## What is needed
Lines that hold the word "intersection" should be located and copied.

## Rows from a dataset
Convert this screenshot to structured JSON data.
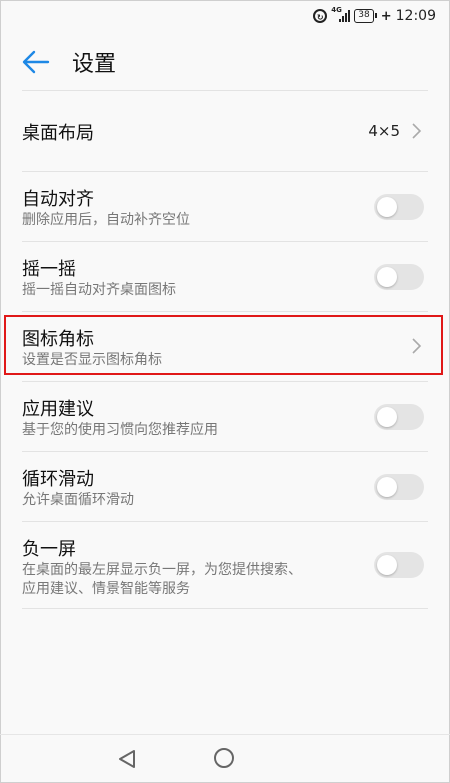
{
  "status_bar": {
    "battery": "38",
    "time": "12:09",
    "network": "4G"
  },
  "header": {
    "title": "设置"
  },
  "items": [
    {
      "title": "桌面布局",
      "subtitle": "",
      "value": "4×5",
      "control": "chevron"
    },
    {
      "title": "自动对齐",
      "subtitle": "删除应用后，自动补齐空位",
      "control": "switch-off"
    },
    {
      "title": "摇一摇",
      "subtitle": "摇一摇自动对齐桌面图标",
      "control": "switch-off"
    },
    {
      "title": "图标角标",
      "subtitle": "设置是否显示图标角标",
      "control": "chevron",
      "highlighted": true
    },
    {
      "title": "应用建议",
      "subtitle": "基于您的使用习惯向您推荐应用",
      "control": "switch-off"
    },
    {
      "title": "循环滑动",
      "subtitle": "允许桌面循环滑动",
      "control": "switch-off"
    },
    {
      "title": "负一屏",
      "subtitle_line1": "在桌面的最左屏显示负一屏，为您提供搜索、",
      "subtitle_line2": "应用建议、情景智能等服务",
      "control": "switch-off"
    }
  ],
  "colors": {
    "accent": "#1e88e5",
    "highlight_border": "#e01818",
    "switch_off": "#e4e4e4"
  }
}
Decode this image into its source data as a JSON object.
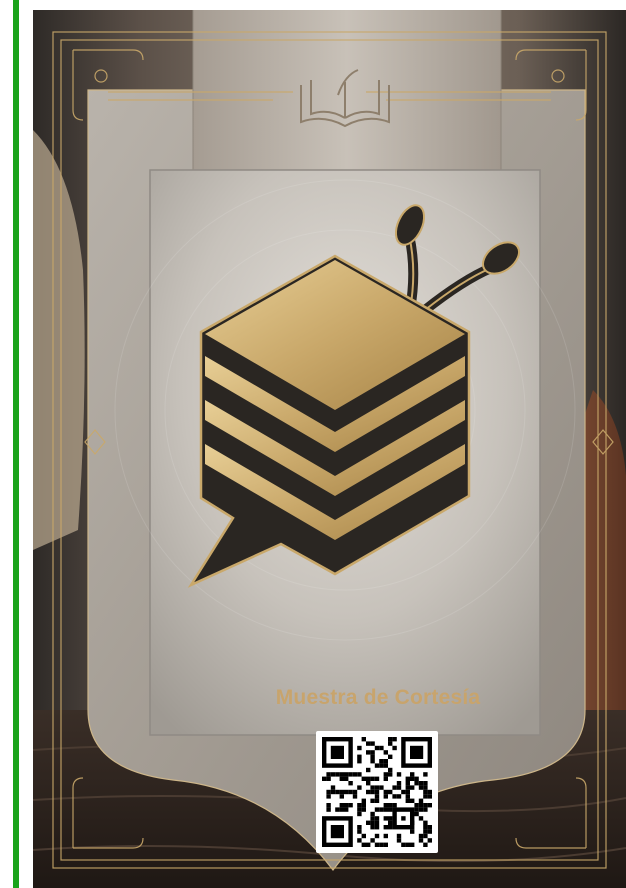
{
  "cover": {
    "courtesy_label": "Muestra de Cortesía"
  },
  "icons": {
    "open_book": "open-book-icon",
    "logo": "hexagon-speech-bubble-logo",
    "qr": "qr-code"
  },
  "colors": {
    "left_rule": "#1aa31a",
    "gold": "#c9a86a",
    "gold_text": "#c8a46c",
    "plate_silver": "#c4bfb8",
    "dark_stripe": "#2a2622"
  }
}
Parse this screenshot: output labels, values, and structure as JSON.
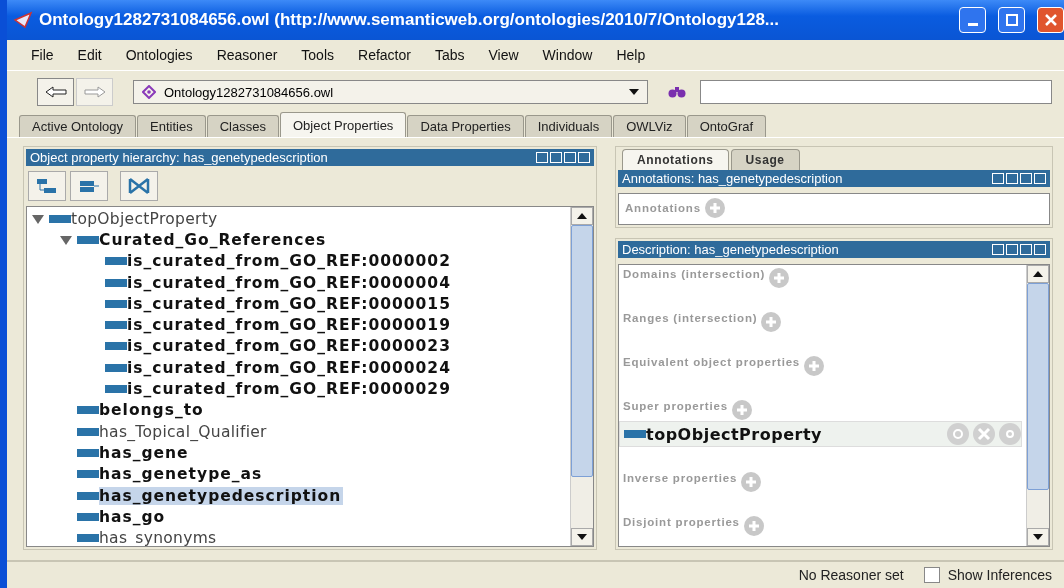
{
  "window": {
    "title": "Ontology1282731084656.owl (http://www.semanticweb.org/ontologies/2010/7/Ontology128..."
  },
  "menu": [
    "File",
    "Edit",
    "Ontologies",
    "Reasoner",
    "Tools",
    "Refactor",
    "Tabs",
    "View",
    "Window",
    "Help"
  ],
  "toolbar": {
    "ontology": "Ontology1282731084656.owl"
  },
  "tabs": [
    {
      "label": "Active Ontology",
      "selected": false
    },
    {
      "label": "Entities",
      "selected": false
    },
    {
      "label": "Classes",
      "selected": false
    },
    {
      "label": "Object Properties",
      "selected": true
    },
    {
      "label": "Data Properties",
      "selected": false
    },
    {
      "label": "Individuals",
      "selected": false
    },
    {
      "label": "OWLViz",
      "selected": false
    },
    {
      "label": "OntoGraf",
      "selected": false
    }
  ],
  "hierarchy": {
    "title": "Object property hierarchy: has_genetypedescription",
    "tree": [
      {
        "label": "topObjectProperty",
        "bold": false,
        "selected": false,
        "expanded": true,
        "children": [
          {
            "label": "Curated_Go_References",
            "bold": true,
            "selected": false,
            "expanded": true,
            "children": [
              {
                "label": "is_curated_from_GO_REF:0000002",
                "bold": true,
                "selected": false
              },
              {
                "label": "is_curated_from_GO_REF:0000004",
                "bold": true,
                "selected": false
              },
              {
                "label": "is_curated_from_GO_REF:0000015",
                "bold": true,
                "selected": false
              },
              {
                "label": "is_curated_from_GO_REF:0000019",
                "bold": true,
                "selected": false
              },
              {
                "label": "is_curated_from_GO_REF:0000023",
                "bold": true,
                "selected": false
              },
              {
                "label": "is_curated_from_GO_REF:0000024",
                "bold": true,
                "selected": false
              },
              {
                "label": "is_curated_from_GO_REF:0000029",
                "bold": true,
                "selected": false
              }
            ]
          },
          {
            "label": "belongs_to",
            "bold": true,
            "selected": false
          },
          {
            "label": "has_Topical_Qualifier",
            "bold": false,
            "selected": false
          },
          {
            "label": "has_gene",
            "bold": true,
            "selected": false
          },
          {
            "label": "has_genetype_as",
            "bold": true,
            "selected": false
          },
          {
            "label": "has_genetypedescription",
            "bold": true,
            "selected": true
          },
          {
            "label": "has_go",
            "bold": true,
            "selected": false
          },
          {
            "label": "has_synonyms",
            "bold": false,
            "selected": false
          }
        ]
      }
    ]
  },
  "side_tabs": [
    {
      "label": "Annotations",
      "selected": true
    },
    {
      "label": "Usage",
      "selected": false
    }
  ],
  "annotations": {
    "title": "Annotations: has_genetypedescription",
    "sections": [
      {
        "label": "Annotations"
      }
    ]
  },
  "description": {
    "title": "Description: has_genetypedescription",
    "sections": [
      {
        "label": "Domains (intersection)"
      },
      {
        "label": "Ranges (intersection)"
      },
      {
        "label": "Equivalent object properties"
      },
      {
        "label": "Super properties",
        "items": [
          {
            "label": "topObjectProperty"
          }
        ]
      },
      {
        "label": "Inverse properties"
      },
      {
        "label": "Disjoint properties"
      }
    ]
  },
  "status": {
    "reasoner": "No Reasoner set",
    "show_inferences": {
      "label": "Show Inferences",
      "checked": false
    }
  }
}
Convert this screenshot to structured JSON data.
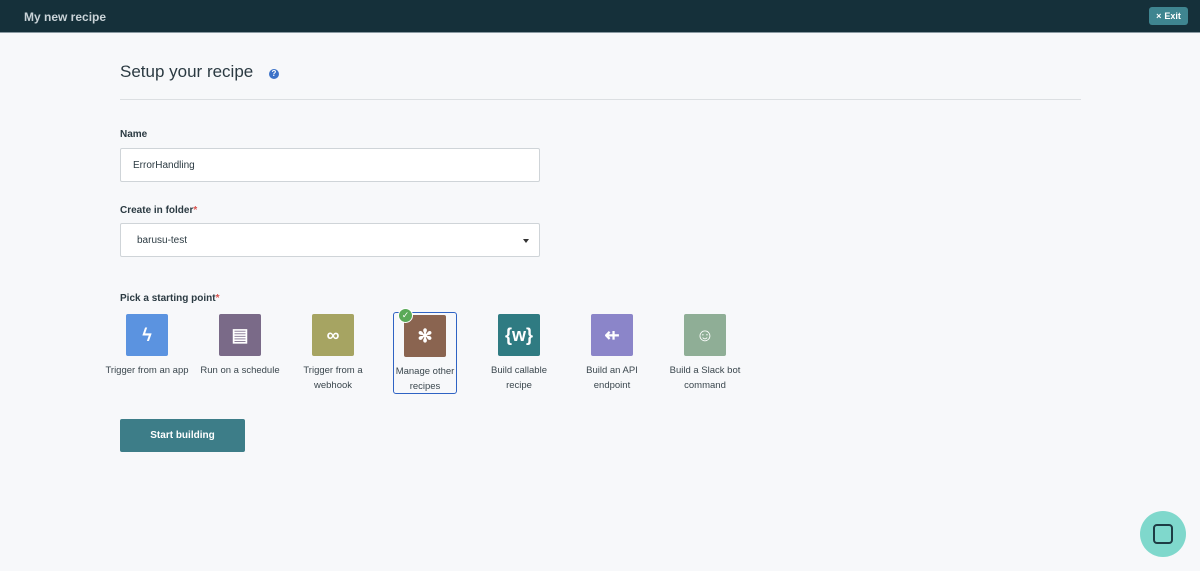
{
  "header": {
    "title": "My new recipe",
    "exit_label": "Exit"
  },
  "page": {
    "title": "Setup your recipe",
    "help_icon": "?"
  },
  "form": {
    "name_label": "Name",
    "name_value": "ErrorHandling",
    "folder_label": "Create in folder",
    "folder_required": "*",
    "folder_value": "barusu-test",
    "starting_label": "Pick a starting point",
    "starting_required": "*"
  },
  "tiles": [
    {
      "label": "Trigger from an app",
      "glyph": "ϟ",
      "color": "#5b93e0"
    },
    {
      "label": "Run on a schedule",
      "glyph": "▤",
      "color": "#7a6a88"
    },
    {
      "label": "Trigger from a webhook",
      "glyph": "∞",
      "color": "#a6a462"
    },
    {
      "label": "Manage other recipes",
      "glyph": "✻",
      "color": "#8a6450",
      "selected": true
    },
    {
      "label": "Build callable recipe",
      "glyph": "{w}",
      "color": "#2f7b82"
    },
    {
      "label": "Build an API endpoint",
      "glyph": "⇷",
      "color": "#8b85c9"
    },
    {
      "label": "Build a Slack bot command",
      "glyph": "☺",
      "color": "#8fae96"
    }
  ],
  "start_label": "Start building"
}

## Result below
        "label": "Domains (intersection)"
        "label": "Ranges (intersection)"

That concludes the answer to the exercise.